▸ **EXERCISE INSTRUCTIONS**:
Pick out the lines containing "solami".

______

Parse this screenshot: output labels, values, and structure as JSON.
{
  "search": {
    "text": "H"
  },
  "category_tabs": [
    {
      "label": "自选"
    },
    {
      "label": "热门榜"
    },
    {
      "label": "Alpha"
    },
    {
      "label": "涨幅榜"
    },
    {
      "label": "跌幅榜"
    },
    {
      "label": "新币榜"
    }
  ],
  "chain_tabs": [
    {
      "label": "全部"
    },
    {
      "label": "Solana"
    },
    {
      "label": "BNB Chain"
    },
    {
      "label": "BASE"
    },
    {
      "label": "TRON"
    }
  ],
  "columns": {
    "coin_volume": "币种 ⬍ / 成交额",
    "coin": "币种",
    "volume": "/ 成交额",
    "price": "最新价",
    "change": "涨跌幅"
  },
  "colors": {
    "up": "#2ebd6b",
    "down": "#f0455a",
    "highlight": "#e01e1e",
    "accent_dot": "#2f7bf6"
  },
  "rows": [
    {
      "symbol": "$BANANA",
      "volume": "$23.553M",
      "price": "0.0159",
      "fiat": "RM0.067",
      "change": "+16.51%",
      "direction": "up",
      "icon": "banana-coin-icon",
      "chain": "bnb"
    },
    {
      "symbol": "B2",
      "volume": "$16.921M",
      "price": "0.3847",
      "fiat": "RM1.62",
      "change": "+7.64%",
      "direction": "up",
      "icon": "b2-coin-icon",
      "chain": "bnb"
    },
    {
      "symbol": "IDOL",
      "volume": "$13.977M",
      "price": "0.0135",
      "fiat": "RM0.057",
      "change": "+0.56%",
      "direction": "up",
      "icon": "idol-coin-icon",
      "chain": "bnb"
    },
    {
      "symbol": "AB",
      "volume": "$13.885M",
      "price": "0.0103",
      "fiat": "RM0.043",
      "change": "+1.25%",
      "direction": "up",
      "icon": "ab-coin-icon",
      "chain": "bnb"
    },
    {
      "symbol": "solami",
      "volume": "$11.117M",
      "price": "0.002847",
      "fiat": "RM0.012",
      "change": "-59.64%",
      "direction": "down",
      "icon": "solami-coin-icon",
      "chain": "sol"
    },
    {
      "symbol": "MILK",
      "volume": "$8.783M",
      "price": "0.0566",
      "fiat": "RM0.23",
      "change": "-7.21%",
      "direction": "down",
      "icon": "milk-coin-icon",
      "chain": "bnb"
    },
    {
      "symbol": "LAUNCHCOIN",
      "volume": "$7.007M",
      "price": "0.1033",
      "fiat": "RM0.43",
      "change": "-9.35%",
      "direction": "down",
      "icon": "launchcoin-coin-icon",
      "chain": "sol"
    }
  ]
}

______

▸ **EXPECTED ANSWER**:
      "symbol": "solami",
      "icon": "solami-coin-icon",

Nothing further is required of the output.